» **DATASET EXTRACT**

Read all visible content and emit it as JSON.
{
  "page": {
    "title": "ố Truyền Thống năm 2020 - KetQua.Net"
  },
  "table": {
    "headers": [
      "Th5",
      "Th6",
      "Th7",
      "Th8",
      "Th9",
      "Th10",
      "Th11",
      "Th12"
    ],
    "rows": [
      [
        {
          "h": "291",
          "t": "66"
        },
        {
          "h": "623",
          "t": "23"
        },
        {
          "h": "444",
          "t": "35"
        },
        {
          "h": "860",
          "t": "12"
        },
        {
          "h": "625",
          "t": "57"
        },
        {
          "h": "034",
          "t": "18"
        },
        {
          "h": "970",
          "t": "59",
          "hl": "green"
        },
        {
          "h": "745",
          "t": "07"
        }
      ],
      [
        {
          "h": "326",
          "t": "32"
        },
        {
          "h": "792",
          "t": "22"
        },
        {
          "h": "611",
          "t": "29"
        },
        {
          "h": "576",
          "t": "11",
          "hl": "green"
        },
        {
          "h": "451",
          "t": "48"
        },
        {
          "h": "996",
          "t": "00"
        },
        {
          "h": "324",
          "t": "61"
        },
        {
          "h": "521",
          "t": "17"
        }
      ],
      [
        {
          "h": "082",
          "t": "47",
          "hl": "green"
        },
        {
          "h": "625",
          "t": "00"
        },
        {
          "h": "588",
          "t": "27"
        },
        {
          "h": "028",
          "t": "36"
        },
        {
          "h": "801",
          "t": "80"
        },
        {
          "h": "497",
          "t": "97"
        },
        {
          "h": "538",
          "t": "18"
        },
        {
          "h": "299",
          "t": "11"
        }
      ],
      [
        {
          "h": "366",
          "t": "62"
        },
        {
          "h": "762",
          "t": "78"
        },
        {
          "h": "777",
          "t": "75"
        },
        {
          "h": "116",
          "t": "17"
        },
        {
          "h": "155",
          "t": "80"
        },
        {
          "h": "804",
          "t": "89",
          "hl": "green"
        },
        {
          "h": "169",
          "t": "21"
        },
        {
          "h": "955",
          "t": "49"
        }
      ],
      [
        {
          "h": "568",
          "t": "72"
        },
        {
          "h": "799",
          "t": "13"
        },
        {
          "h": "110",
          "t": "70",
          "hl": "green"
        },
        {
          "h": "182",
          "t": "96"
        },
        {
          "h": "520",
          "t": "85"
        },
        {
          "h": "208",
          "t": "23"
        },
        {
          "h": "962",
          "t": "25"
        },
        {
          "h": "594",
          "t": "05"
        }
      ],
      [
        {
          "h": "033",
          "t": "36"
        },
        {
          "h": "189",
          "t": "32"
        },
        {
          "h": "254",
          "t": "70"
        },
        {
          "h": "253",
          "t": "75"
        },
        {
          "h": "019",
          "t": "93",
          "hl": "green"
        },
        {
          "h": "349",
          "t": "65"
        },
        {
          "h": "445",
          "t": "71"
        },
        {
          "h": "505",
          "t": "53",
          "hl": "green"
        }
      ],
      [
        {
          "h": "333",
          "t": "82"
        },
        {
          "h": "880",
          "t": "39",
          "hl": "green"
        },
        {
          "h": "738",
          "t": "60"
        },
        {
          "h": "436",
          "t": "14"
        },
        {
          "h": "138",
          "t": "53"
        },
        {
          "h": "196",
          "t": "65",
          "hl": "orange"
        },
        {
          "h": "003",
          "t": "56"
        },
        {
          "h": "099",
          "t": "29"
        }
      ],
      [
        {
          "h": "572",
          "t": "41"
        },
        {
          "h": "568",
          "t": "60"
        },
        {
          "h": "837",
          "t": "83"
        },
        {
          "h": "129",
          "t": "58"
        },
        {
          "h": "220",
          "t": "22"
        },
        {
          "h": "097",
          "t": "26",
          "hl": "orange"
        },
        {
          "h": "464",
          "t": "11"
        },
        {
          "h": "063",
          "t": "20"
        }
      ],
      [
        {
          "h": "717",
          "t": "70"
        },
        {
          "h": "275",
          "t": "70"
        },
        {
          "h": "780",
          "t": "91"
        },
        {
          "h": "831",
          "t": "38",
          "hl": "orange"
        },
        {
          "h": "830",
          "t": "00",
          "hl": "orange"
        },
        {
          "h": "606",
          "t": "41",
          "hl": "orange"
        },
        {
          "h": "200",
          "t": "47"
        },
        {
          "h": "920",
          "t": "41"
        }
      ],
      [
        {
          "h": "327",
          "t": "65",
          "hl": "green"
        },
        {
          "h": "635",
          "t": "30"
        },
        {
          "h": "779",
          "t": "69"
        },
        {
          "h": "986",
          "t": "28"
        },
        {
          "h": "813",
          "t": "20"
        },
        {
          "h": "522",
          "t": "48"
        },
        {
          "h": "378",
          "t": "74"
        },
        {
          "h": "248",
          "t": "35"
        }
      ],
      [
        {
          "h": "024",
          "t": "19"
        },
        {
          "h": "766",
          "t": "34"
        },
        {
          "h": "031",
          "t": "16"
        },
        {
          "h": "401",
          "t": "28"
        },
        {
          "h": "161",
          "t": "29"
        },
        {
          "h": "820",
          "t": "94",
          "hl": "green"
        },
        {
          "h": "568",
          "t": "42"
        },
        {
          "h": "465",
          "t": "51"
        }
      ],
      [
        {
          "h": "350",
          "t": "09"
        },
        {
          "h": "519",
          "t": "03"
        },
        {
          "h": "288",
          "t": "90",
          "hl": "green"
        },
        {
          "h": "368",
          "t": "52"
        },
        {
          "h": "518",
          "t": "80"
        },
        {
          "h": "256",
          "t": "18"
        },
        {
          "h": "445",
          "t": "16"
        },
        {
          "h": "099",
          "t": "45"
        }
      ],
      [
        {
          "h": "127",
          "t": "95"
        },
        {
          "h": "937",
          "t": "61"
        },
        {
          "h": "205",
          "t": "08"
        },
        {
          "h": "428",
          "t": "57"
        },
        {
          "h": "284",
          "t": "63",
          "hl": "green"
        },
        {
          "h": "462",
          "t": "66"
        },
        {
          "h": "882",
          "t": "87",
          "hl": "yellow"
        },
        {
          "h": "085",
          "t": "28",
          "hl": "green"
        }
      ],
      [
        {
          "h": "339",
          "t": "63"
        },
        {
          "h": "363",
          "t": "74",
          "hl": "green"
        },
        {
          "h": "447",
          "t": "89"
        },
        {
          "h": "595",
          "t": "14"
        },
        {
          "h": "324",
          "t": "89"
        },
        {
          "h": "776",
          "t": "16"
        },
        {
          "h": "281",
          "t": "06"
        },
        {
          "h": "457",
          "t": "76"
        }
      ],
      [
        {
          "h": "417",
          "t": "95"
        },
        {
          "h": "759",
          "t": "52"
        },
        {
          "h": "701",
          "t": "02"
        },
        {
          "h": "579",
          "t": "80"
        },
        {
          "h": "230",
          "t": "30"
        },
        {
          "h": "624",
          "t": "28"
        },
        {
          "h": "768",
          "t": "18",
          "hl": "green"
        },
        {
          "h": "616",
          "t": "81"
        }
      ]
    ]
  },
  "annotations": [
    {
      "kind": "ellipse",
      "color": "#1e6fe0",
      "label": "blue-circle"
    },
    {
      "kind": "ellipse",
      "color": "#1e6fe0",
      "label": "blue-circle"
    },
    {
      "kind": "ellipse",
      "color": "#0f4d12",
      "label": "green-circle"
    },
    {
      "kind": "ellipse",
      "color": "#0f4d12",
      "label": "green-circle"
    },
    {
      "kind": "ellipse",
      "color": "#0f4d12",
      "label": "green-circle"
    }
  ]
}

» **BRIEF**
Set all of the entries down again, exactly as they were given.

» **ANSWER IN FULL**
Read all visible content and emit it as JSON.
{
  "page": {
    "title": "ố Truyền Thống năm 2020 - KetQua.Net"
  },
  "table": {
    "headers": [
      "Th5",
      "Th6",
      "Th7",
      "Th8",
      "Th9",
      "Th10",
      "Th11",
      "Th12"
    ],
    "rows": [
      [
        {
          "h": "291",
          "t": "66"
        },
        {
          "h": "623",
          "t": "23"
        },
        {
          "h": "444",
          "t": "35"
        },
        {
          "h": "860",
          "t": "12"
        },
        {
          "h": "625",
          "t": "57"
        },
        {
          "h": "034",
          "t": "18"
        },
        {
          "h": "970",
          "t": "59",
          "hl": "green"
        },
        {
          "h": "745",
          "t": "07"
        }
      ],
      [
        {
          "h": "326",
          "t": "32"
        },
        {
          "h": "792",
          "t": "22"
        },
        {
          "h": "611",
          "t": "29"
        },
        {
          "h": "576",
          "t": "11",
          "hl": "green"
        },
        {
          "h": "451",
          "t": "48"
        },
        {
          "h": "996",
          "t": "00"
        },
        {
          "h": "324",
          "t": "61"
        },
        {
          "h": "521",
          "t": "17"
        }
      ],
      [
        {
          "h": "082",
          "t": "47",
          "hl": "green"
        },
        {
          "h": "625",
          "t": "00"
        },
        {
          "h": "588",
          "t": "27"
        },
        {
          "h": "028",
          "t": "36"
        },
        {
          "h": "801",
          "t": "80"
        },
        {
          "h": "497",
          "t": "97"
        },
        {
          "h": "538",
          "t": "18"
        },
        {
          "h": "299",
          "t": "11"
        }
      ],
      [
        {
          "h": "366",
          "t": "62"
        },
        {
          "h": "762",
          "t": "78"
        },
        {
          "h": "777",
          "t": "75"
        },
        {
          "h": "116",
          "t": "17"
        },
        {
          "h": "155",
          "t": "80"
        },
        {
          "h": "804",
          "t": "89",
          "hl": "green"
        },
        {
          "h": "169",
          "t": "21"
        },
        {
          "h": "955",
          "t": "49"
        }
      ],
      [
        {
          "h": "568",
          "t": "72"
        },
        {
          "h": "799",
          "t": "13"
        },
        {
          "h": "110",
          "t": "70",
          "hl": "green"
        },
        {
          "h": "182",
          "t": "96"
        },
        {
          "h": "520",
          "t": "85"
        },
        {
          "h": "208",
          "t": "23"
        },
        {
          "h": "962",
          "t": "25"
        },
        {
          "h": "594",
          "t": "05"
        }
      ],
      [
        {
          "h": "033",
          "t": "36"
        },
        {
          "h": "189",
          "t": "32"
        },
        {
          "h": "254",
          "t": "70"
        },
        {
          "h": "253",
          "t": "75"
        },
        {
          "h": "019",
          "t": "93",
          "hl": "green"
        },
        {
          "h": "349",
          "t": "65"
        },
        {
          "h": "445",
          "t": "71"
        },
        {
          "h": "505",
          "t": "53",
          "hl": "green"
        }
      ],
      [
        {
          "h": "333",
          "t": "82"
        },
        {
          "h": "880",
          "t": "39",
          "hl": "green"
        },
        {
          "h": "738",
          "t": "60"
        },
        {
          "h": "436",
          "t": "14"
        },
        {
          "h": "138",
          "t": "53"
        },
        {
          "h": "196",
          "t": "65",
          "hl": "orange"
        },
        {
          "h": "003",
          "t": "56"
        },
        {
          "h": "099",
          "t": "29"
        }
      ],
      [
        {
          "h": "572",
          "t": "41"
        },
        {
          "h": "568",
          "t": "60"
        },
        {
          "h": "837",
          "t": "83"
        },
        {
          "h": "129",
          "t": "58"
        },
        {
          "h": "220",
          "t": "22"
        },
        {
          "h": "097",
          "t": "26",
          "hl": "orange"
        },
        {
          "h": "464",
          "t": "11"
        },
        {
          "h": "063",
          "t": "20"
        }
      ],
      [
        {
          "h": "717",
          "t": "70"
        },
        {
          "h": "275",
          "t": "70"
        },
        {
          "h": "780",
          "t": "91"
        },
        {
          "h": "831",
          "t": "38",
          "hl": "orange"
        },
        {
          "h": "830",
          "t": "00",
          "hl": "orange"
        },
        {
          "h": "606",
          "t": "41",
          "hl": "orange"
        },
        {
          "h": "200",
          "t": "47"
        },
        {
          "h": "920",
          "t": "41"
        }
      ],
      [
        {
          "h": "327",
          "t": "65",
          "hl": "green"
        },
        {
          "h": "635",
          "t": "30"
        },
        {
          "h": "779",
          "t": "69"
        },
        {
          "h": "986",
          "t": "28"
        },
        {
          "h": "813",
          "t": "20"
        },
        {
          "h": "522",
          "t": "48"
        },
        {
          "h": "378",
          "t": "74"
        },
        {
          "h": "248",
          "t": "35"
        }
      ],
      [
        {
          "h": "024",
          "t": "19"
        },
        {
          "h": "766",
          "t": "34"
        },
        {
          "h": "031",
          "t": "16"
        },
        {
          "h": "401",
          "t": "28"
        },
        {
          "h": "161",
          "t": "29"
        },
        {
          "h": "820",
          "t": "94",
          "hl": "green"
        },
        {
          "h": "568",
          "t": "42"
        },
        {
          "h": "465",
          "t": "51"
        }
      ],
      [
        {
          "h": "350",
          "t": "09"
        },
        {
          "h": "519",
          "t": "03"
        },
        {
          "h": "288",
          "t": "90",
          "hl": "green"
        },
        {
          "h": "368",
          "t": "52"
        },
        {
          "h": "518",
          "t": "80"
        },
        {
          "h": "256",
          "t": "18"
        },
        {
          "h": "445",
          "t": "16"
        },
        {
          "h": "099",
          "t": "45"
        }
      ],
      [
        {
          "h": "127",
          "t": "95"
        },
        {
          "h": "937",
          "t": "61"
        },
        {
          "h": "205",
          "t": "08"
        },
        {
          "h": "428",
          "t": "57"
        },
        {
          "h": "284",
          "t": "63",
          "hl": "green"
        },
        {
          "h": "462",
          "t": "66"
        },
        {
          "h": "882",
          "t": "87",
          "hl": "yellow"
        },
        {
          "h": "085",
          "t": "28",
          "hl": "green"
        }
      ],
      [
        {
          "h": "339",
          "t": "63"
        },
        {
          "h": "363",
          "t": "74",
          "hl": "green"
        },
        {
          "h": "447",
          "t": "89"
        },
        {
          "h": "595",
          "t": "14"
        },
        {
          "h": "324",
          "t": "89"
        },
        {
          "h": "776",
          "t": "16"
        },
        {
          "h": "281",
          "t": "06"
        },
        {
          "h": "457",
          "t": "76"
        }
      ],
      [
        {
          "h": "417",
          "t": "95"
        },
        {
          "h": "759",
          "t": "52"
        },
        {
          "h": "701",
          "t": "02"
        },
        {
          "h": "579",
          "t": "80"
        },
        {
          "h": "230",
          "t": "30"
        },
        {
          "h": "624",
          "t": "28"
        },
        {
          "h": "768",
          "t": "18",
          "hl": "green"
        },
        {
          "h": "616",
          "t": "81"
        }
      ]
    ]
  },
  "annotations": [
    {
      "kind": "ellipse",
      "color": "#1e6fe0",
      "label": "blue-circle"
    },
    {
      "kind": "ellipse",
      "color": "#1e6fe0",
      "label": "blue-circle"
    },
    {
      "kind": "ellipse",
      "color": "#0f4d12",
      "label": "green-circle"
    },
    {
      "kind": "ellipse",
      "color": "#0f4d12",
      "label": "green-circle"
    },
    {
      "kind": "ellipse",
      "color": "#0f4d12",
      "label": "green-circle"
    }
  ]
}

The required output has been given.